## Aim
For every line in the data below that contains "Euro", copy the line.

>> START

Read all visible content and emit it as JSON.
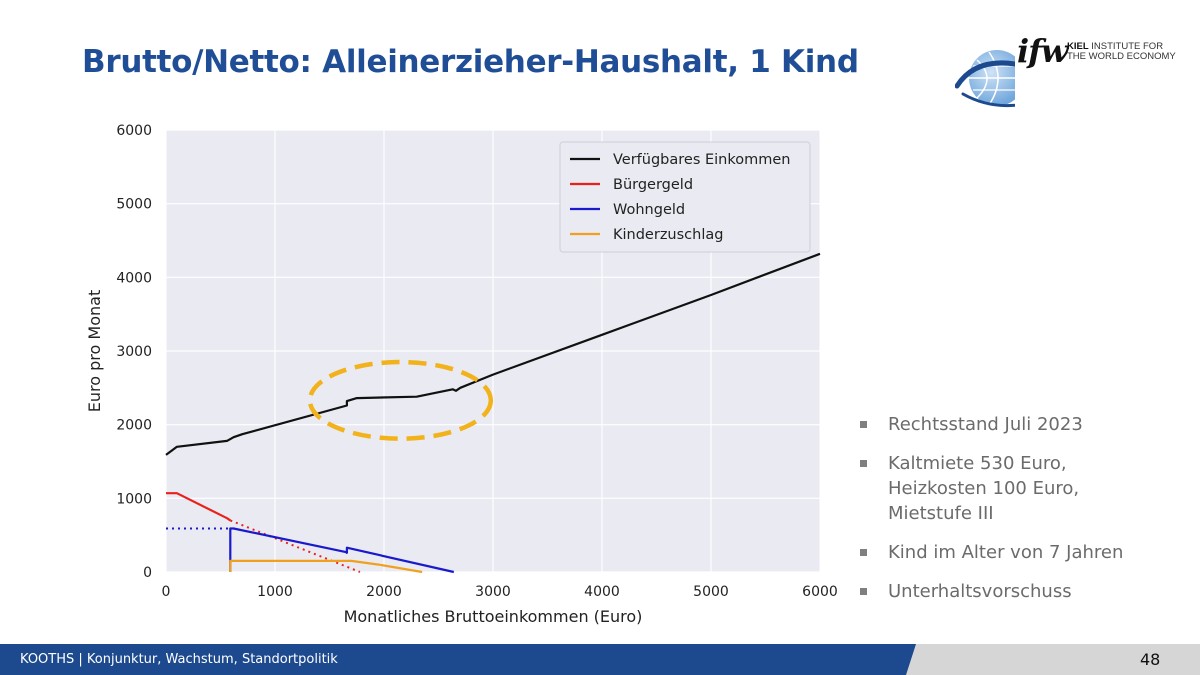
{
  "slide": {
    "title": "Brutto/Netto: Alleinerzieher-Haushalt, 1 Kind",
    "page_number": "48",
    "footer": "KOOTHS | Konjunktur, Wachstum, Standortpolitik"
  },
  "logo": {
    "mark": "ifw",
    "name_bold": "KIEL",
    "name_rest": " INSTITUTE FOR",
    "name_line2": "THE WORLD ECONOMY",
    "icon": "globe-icon"
  },
  "bullets": [
    "Rechtsstand Juli 2023",
    "Kaltmiete 530 Euro,\nHeizkosten 100 Euro,\nMietstufe III",
    "Kind im Alter von 7 Jahren",
    "Unterhaltsvorschuss"
  ],
  "colors": {
    "title": "#1f4e96",
    "footer_bar": "#1d4a8e",
    "plot_background": "#eaeaf2",
    "highlight": "#f2b21b"
  },
  "chart_data": {
    "type": "line",
    "title": "",
    "xlabel": "Monatliches Bruttoeinkommen (Euro)",
    "ylabel": "Euro pro Monat",
    "xlim": [
      0,
      6000
    ],
    "ylim": [
      0,
      6000
    ],
    "xticks": [
      0,
      1000,
      2000,
      3000,
      4000,
      5000,
      6000
    ],
    "yticks": [
      0,
      1000,
      2000,
      3000,
      4000,
      5000,
      6000
    ],
    "grid": true,
    "legend_position": "top-right",
    "series": [
      {
        "name": "Verfügbares Einkommen",
        "color": "#111111",
        "style": "solid",
        "x": [
          0,
          100,
          560,
          620,
          700,
          1660,
          1660,
          1750,
          2300,
          2630,
          2660,
          2700,
          3000,
          4000,
          5000,
          6000
        ],
        "y": [
          1590,
          1700,
          1780,
          1830,
          1870,
          2260,
          2320,
          2360,
          2380,
          2480,
          2460,
          2500,
          2680,
          3220,
          3760,
          4320
        ]
      },
      {
        "name": "Bürgergeld",
        "color": "#e8221b",
        "style": "solid",
        "x": [
          0,
          100,
          560,
          590
        ],
        "y": [
          1070,
          1070,
          730,
          700
        ]
      },
      {
        "name": "",
        "color": "#e8221b",
        "style": "dotted",
        "x": [
          590,
          1780
        ],
        "y": [
          700,
          0
        ]
      },
      {
        "name": "Wohngeld",
        "color": "#1a1acc",
        "style": "solid",
        "x": [
          590,
          590,
          620,
          1650,
          1660,
          1660,
          2640
        ],
        "y": [
          0,
          590,
          590,
          270,
          260,
          330,
          0
        ]
      },
      {
        "name": "",
        "color": "#1a1acc",
        "style": "dotted",
        "x": [
          0,
          590
        ],
        "y": [
          590,
          590
        ]
      },
      {
        "name": "Kinderzuschlag",
        "color": "#f0a01e",
        "style": "solid",
        "x": [
          590,
          590,
          620,
          1700,
          1950,
          2350
        ],
        "y": [
          0,
          150,
          150,
          150,
          100,
          0
        ]
      }
    ],
    "annotations": [
      {
        "type": "ellipse",
        "style": "dashed",
        "color": "#f2b21b",
        "center_x": 2150,
        "center_y": 2330,
        "radius_x": 830,
        "radius_y": 520
      }
    ]
  }
}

>> END

## Exercise solution
    "Kaltmiete 530 Euro,\nHeizkosten 100 Euro,\nMietstufe III",
    "xlabel": "Monatliches Bruttoeinkommen (Euro)",
    "ylabel": "Euro pro Monat",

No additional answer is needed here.